**** Dataset excerpts ****

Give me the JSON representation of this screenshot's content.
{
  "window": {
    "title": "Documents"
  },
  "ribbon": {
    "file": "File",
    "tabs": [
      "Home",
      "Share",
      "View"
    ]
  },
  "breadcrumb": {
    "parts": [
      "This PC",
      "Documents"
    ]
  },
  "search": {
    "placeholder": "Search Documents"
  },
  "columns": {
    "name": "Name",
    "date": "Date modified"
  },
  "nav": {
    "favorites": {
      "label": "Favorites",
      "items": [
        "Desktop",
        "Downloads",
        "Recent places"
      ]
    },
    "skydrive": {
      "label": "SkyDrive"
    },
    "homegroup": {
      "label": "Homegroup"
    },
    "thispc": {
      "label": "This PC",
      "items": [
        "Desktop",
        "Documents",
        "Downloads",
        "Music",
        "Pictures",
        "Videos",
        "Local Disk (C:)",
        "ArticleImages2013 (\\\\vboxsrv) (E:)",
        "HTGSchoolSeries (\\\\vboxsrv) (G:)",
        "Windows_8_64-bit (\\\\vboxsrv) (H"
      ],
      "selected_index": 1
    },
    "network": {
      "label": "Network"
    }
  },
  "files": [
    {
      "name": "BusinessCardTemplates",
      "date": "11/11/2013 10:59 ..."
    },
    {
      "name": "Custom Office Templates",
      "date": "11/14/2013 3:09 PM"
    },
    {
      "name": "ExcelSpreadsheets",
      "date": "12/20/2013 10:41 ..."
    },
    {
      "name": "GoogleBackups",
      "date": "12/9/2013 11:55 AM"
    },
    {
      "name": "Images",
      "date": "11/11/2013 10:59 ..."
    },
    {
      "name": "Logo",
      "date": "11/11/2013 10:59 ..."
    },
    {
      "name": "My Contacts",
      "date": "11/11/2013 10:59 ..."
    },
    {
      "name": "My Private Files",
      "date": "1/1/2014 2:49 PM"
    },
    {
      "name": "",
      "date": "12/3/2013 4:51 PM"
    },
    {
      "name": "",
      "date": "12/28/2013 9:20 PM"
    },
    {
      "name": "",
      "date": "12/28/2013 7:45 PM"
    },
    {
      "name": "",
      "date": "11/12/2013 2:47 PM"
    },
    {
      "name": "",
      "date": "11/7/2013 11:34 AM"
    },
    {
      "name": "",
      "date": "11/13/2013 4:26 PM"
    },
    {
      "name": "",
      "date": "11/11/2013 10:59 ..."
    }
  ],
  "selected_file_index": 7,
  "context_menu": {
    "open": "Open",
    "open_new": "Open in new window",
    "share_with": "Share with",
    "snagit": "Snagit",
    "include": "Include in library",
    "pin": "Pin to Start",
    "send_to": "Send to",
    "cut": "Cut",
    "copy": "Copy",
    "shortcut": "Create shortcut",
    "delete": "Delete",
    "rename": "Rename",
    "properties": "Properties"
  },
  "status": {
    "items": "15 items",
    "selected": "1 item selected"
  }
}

****
**** Dataset excerpts ****

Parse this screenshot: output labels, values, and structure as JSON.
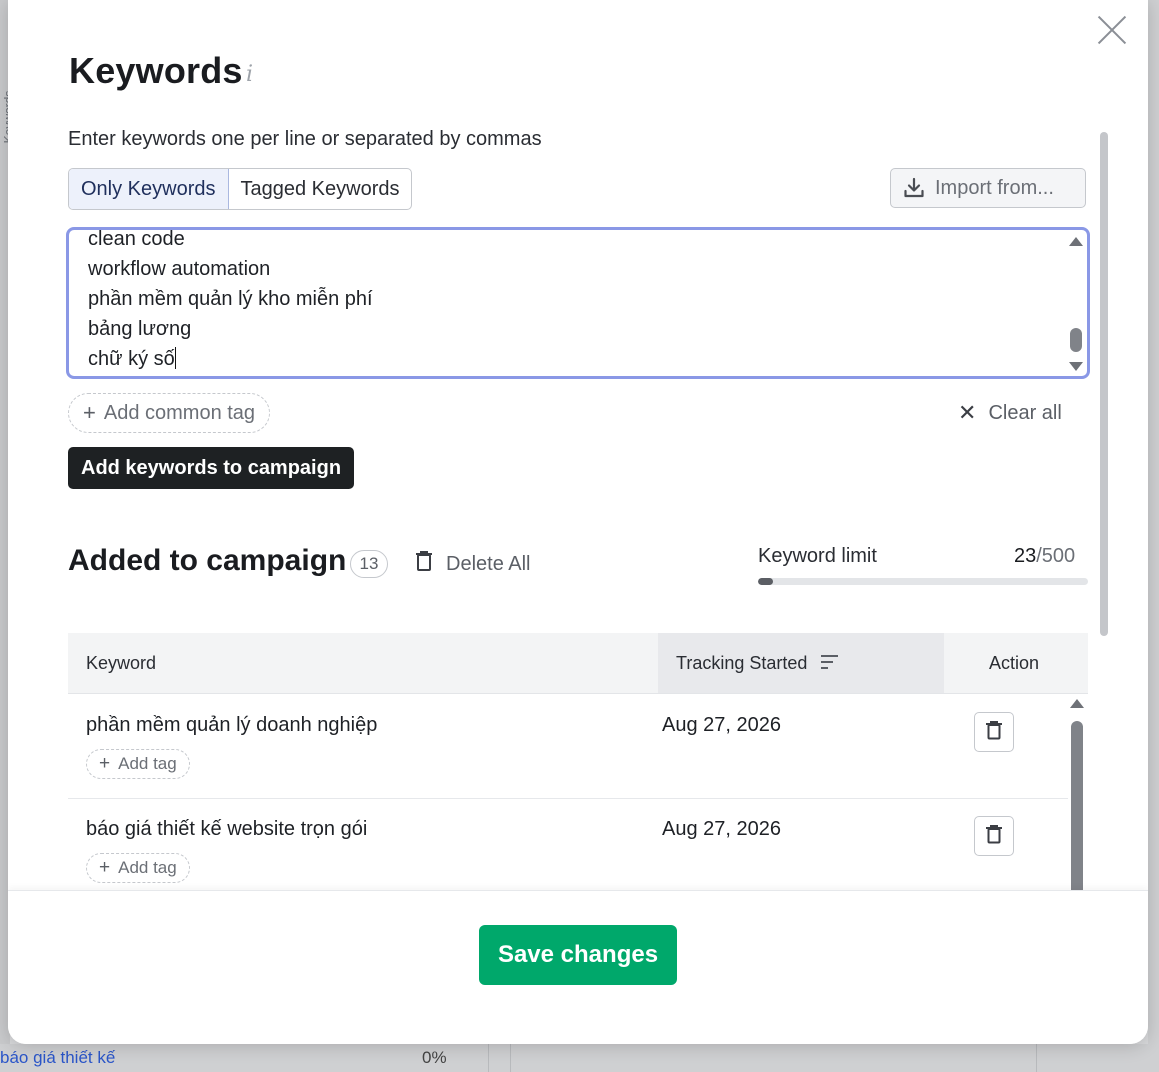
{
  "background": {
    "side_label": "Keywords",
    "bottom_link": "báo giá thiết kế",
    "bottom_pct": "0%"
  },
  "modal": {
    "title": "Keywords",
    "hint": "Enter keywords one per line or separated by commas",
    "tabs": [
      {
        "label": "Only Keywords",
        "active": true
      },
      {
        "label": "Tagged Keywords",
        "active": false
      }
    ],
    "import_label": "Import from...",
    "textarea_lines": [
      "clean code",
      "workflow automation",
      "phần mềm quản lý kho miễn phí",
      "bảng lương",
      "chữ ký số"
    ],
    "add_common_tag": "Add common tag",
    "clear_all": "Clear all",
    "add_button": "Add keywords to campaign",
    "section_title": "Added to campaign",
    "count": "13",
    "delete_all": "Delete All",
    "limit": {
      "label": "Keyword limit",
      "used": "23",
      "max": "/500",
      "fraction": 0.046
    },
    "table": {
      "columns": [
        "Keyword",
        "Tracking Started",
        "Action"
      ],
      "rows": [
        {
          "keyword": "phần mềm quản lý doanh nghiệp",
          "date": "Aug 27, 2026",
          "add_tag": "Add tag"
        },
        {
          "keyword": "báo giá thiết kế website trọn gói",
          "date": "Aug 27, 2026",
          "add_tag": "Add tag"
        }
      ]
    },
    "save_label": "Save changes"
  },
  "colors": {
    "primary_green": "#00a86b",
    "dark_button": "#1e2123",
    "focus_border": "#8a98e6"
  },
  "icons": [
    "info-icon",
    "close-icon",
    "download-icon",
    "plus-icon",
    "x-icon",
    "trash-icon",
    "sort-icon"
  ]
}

****

**What is asked**
For each line above that contains the word "thiết", copy that line.

**Answer for this exercise**
    "bottom_link": "báo giá thiết kế",
          "keyword": "báo giá thiết kế website trọn gói",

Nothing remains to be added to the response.